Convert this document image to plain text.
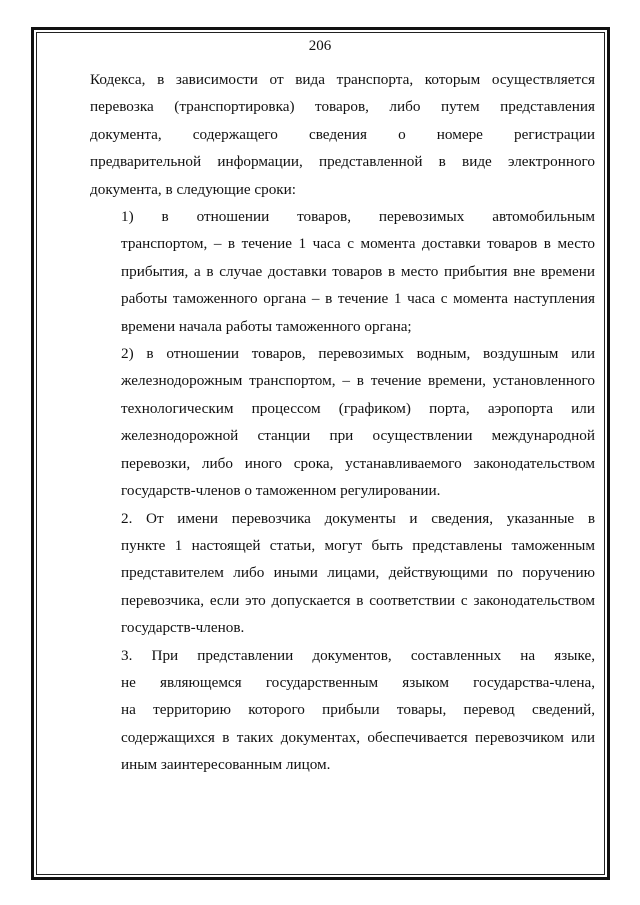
206
Кодекса, в зависимости от вида транспорта, которым осуществляется
перевозка (транспортировка) товаров, либо путем представления
документа, содержащего сведения о номере регистрации
предварительной информации, представленной в виде электронного
документа, в следующие сроки:
1) в отношении товаров, перевозимых автомобильным
транспортом, – в течение 1 часа с момента доставки товаров в место
прибытия, а в случае доставки товаров в место прибытия вне времени
работы таможенного органа – в течение 1 часа с момента наступления
времени начала работы таможенного органа;
2) в отношении товаров, перевозимых водным, воздушным или
железнодорожным транспортом, – в течение времени, установленного
технологическим процессом (графиком) порта, аэропорта или
железнодорожной станции при осуществлении международной
перевозки, либо иного срока, устанавливаемого законодательством
государств-членов о таможенном регулировании.
2. От имени перевозчика документы и сведения, указанные в
пункте 1 настоящей статьи, могут быть представлены таможенным
представителем либо иными лицами, действующими по поручению
перевозчика, если это допускается в соответствии с законодательством
государств-членов.
3. При представлении документов, составленных на языке,
не являющемся государственным языком государства-члена,
на территорию которого прибыли товары, перевод сведений,
содержащихся в таких документах, обеспечивается перевозчиком или
иным заинтересованным лицом.
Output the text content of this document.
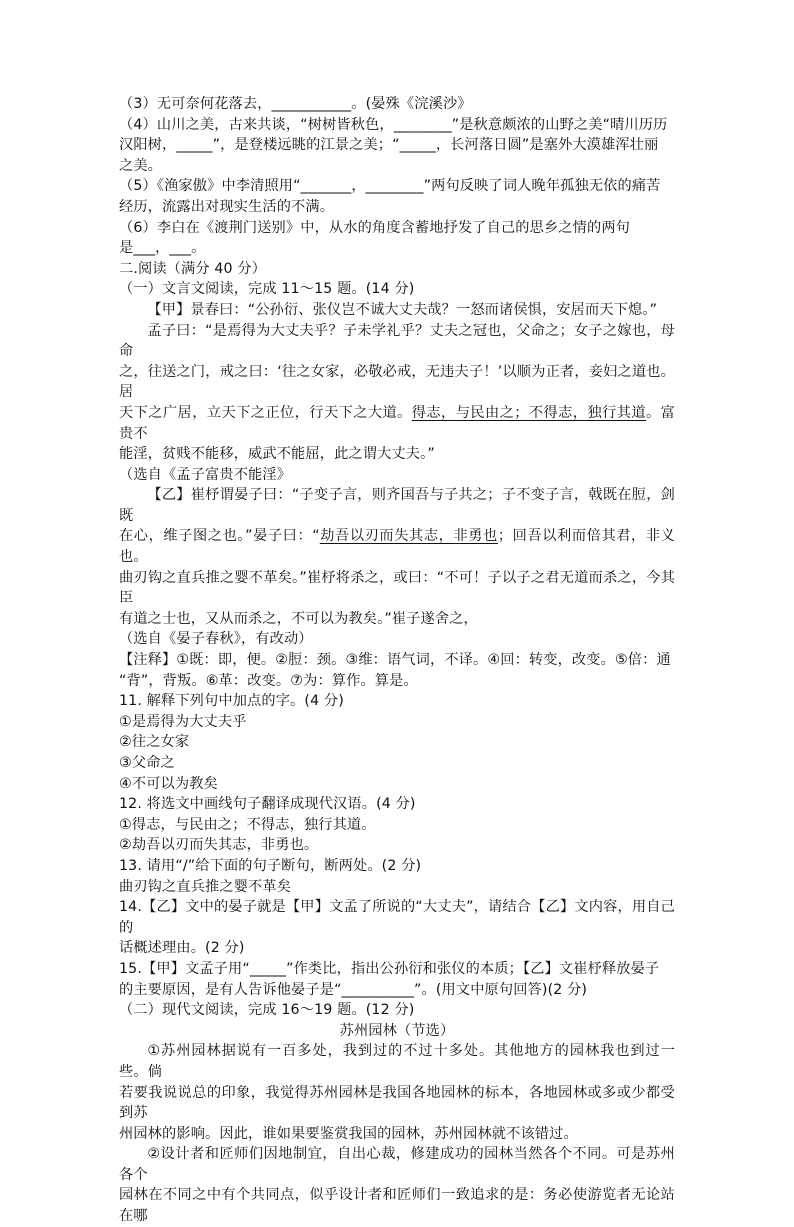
（3）无可奈何花落去，___________。(晏殊《浣溪沙》

（4）山川之美，古来共谈，“树树皆秋色，________”是秋意颇浓的山野之美“晴川历历

汉阳树，_____”，是登楼远眺的江景之美；“_____，长河落日圆”是塞外大漠雄浑壮丽

之美。

（5）《渔家傲》中李清照用“_______，________”两句反映了词人晚年孤独无依的痛苦

经历，流露出对现实生活的不满。

（6）李白在《渡荆门送别》中，从水的角度含蓄地抒发了自己的思乡之情的两句

是___，___。

二.阅读（满分 40 分）

（一）文言文阅读，完成 11～15 题。(14 分)

【甲】景春曰：“公孙衍、张仪岂不诚大丈夫哉？一怒而诸侯惧，安居而天下熄。”

孟子曰：“是焉得为大丈夫乎？子未学礼乎？丈夫之冠也，父命之；女子之嫁也，母命

之，往送之门，戒之曰：‘往之女家，必敬必戒，无违夫子！’以顺为正者，妾妇之道也。居

天下之广居，立天下之正位，行天下之大道。得志，与民由之；不得志，独行其道。富贵不

能淫，贫贱不能移，威武不能屈，此之谓大丈夫。”

（选自《孟子富贵不能淫》

【乙】崔杼谓晏子曰：“子变子言，则齐国吾与子共之；子不变子言，戟既在脰，剑既

在心，维子图之也。”晏子曰：“劫吾以刃而失其志，非勇也；回吾以利而倍其君，非义也。

曲刃钩之直兵推之婴不革矣。”崔杼将杀之，或曰：“不可！子以子之君无道而杀之，今其臣

有道之士也，又从而杀之，不可以为教矣。”崔子遂舍之，

（选自《晏子春秋》，有改动）

【注释】①既：即，便。②脰：颈。③维：语气词，不译。④回：转变，改变。⑤倍：通

“背”，背叛。⑥革：改变。⑦为：算作。算是。

11. 解释下列句中加点的字。(4 分)

①是焉得为大丈夫乎

②往之女家

③父命之

④不可以为教矣

12. 将选文中画线句子翻译成现代汉语。(4 分)

①得志，与民由之；不得志，独行其道。

②劫吾以刃而失其志，非勇也。

13. 请用“/”给下面的句子断句，断两处。(2 分)

曲刃钩之直兵推之婴不革矣

14.【乙】文中的晏子就是【甲】文孟了所说的“大丈夫”，请结合【乙】文内容，用自己的

话概述理由。(2 分)

15.【甲】文孟子用“_____”作类比，指出公孙衍和张仪的本质；【乙】文崔杼释放晏子

的主要原因，是有人告诉他晏子是“__________”。(用文中原句回答)(2 分)

（二）现代文阅读，完成 16～19 题。(12 分)

苏州园林（节选）

①苏州园林据说有一百多处，我到过的不过十多处。其他地方的园林我也到过一些。倘

若要我说说总的印象，我觉得苏州园林是我国各地园林的标本，各地园林或多或少都受到苏

州园林的影响。因此，谁如果要鉴赏我国的园林，苏州园林就不该错过。

②设计者和匠师们因地制宜，自出心裁，修建成功的园林当然各个不同。可是苏州各个

园林在不同之中有个共同点，似乎设计者和匠师们一致追求的是：务必使游览者无论站在哪
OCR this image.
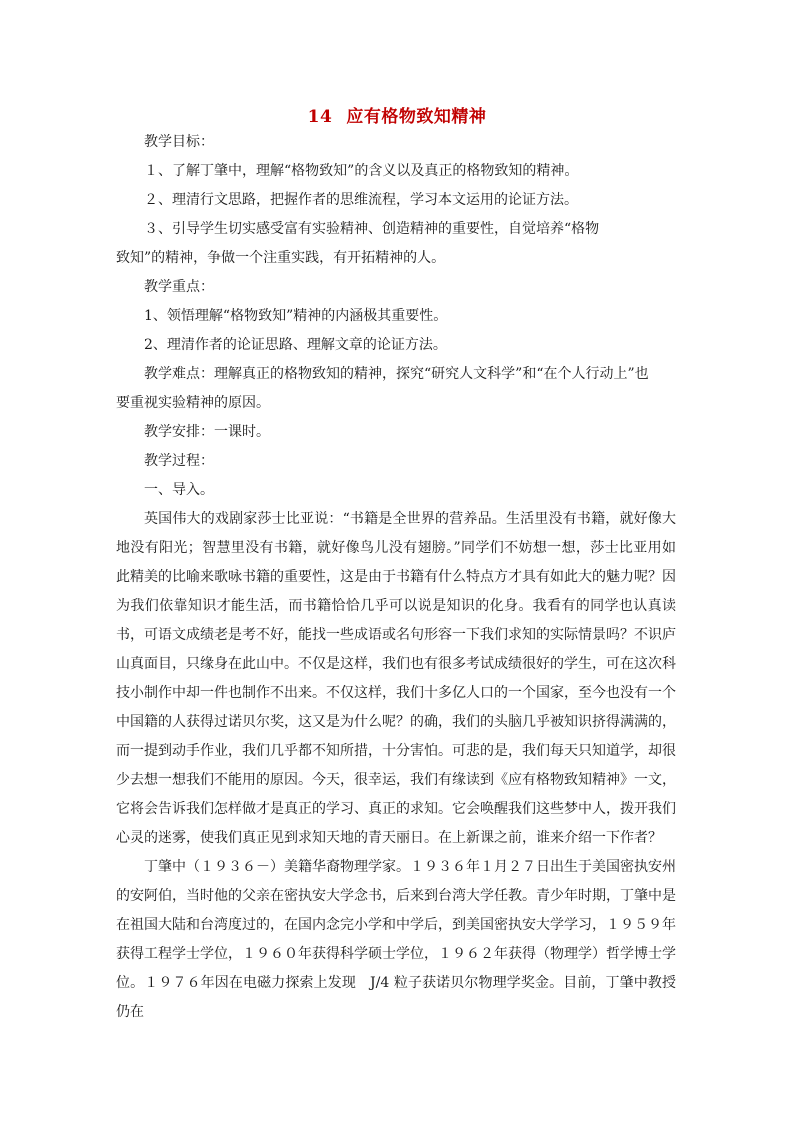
14 应有格物致知精神
教学目标：
１、了解丁肇中，理解“格物致知”的含义以及真正的格物致知的精神。
２、理清行文思路，把握作者的思维流程，学习本文运用的论证方法。
３、引导学生切实感受富有实验精神、创造精神的重要性，自觉培养“格物
致知”的精神，争做一个注重实践，有开拓精神的人。
教学重点：
1、领悟理解“格物致知”精神的内涵极其重要性。
2、理清作者的论证思路、理解文章的论证方法。
教学难点：理解真正的格物致知的精神，探究“研究人文科学”和“在个人行动上”也
要重视实验精神的原因。
教学安排：一课时。
教学过程：
一、导入。

英国伟大的戏剧家莎士比亚说：“书籍是全世界的营养品。生活里没有书籍，就好像大地没有阳光；智慧里没有书籍，就好像鸟儿没有翅膀。”同学们不妨想一想，莎士比亚用如此精美的比喻来歌咏书籍的重要性，这是由于书籍有什么特点方才具有如此大的魅力呢？因为我们依靠知识才能生活，而书籍恰恰几乎可以说是知识的化身。我看有的同学也认真读书，可语文成绩老是考不好，能找一些成语或名句形容一下我们求知的实际情景吗？不识庐山真面目，只缘身在此山中。不仅是这样，我们也有很多考试成绩很好的学生，可在这次科技小制作中却一件也制作不出来。不仅这样，我们十多亿人口的一个国家，至今也没有一个中国籍的人获得过诺贝尔奖，这又是为什么呢？的确，我们的头脑几乎被知识挤得满满的，而一提到动手作业，我们几乎都不知所措，十分害怕。可悲的是，我们每天只知道学，却很少去想一想我们不能用的原因。今天，很幸运，我们有缘读到《应有格物致知精神》一文，它将会告诉我们怎样做才是真正的学习、真正的求知。它会唤醒我们这些梦中人，拨开我们心灵的迷雾，使我们真正见到求知天地的青天丽日。在上新课之前，谁来介绍一下作者？

丁肇中（１９３６－）美籍华裔物理学家。１９３６年１月２７日出生于美国密执安州的安阿伯，当时他的父亲在密执安大学念书，后来到台湾大学任教。青少年时期，丁肇中是在祖国大陆和台湾度过的，在国内念完小学和中学后，到美国密执安大学学习，１９５９年获得工程学士学位，１９６０年获得科学硕士学位，１９６２年获得（物理学）哲学博士学位。１９７６年因在电磁力探索上发现　J/4 粒子获诺贝尔物理学奖金。目前，丁肇中教授仍在
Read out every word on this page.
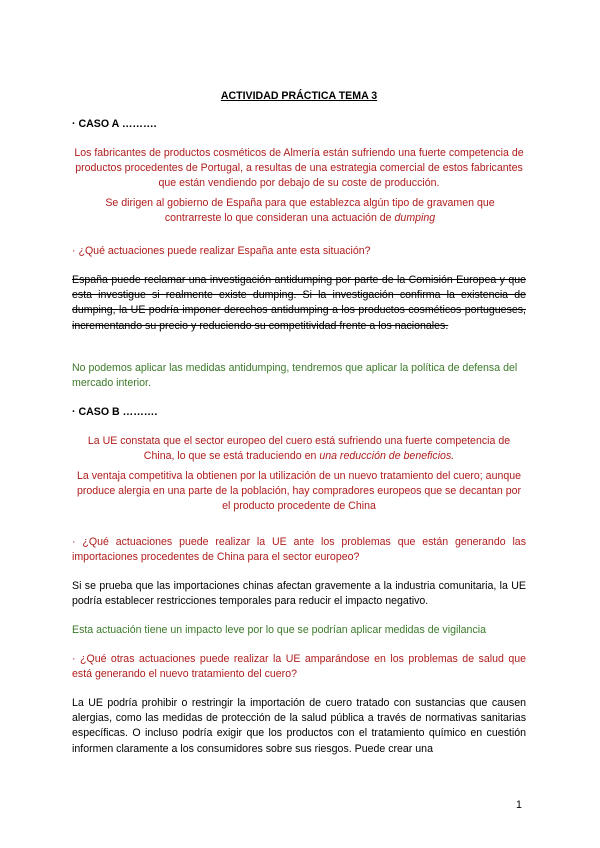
ACTIVIDAD PRÁCTICA TEMA 3
· CASO A ……….

Los fabricantes de productos cosméticos de Almería están sufriendo una fuerte competencia de productos procedentes de Portugal, a resultas de una estrategia comercial de estos fabricantes que están vendiendo por debajo de su coste de producción.

Se dirigen al gobierno de España para que establezca algún tipo de gravamen que contrarreste lo que consideran una actuación de dumping

· ¿Qué actuaciones puede realizar España ante esta situación?

España puede reclamar una investigación antidumping por parte de la Comisión Europea y que esta investigue si realmente existe dumping. Si la investigación confirma la existencia de dumping, la UE podría imponer derechos antidumping a los productos cosméticos portugueses, incrementando su precio y reduciendo su competitividad frente a los nacionales.

No podemos aplicar las medidas antidumping, tendremos que aplicar la política de defensa del mercado interior.

· CASO B ……….

La UE constata que el sector europeo del cuero está sufriendo una fuerte competencia de China, lo que se está traduciendo en una reducción de beneficios.

La ventaja competitiva la obtienen por la utilización de un nuevo tratamiento del cuero; aunque produce alergia en una parte de la población, hay compradores europeos que se decantan por el producto procedente de China

· ¿Qué actuaciones puede realizar la UE ante los problemas que están generando las importaciones procedentes de China para el sector europeo?

Si se prueba que las importaciones chinas afectan gravemente a la industria comunitaria, la UE podría establecer restricciones temporales para reducir el impacto negativo.

Esta actuación tiene un impacto leve por lo que se podrían aplicar medidas de vigilancia

· ¿Qué otras actuaciones puede realizar la UE amparándose en los problemas de salud que está generando el nuevo tratamiento del cuero?

La UE podría prohibir o restringir la importación de cuero tratado con sustancias que causen alergias, como las medidas de protección de la salud pública a través de normativas sanitarias específicas. O incluso podría exigir que los productos con el tratamiento químico en cuestión informen claramente a los consumidores sobre sus riesgos. Puede crear una

1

********

### THE REQUEST
Across the entries above, how many lines contain "членов"? Provide only the count.

### PROBLEM SOLUTION
2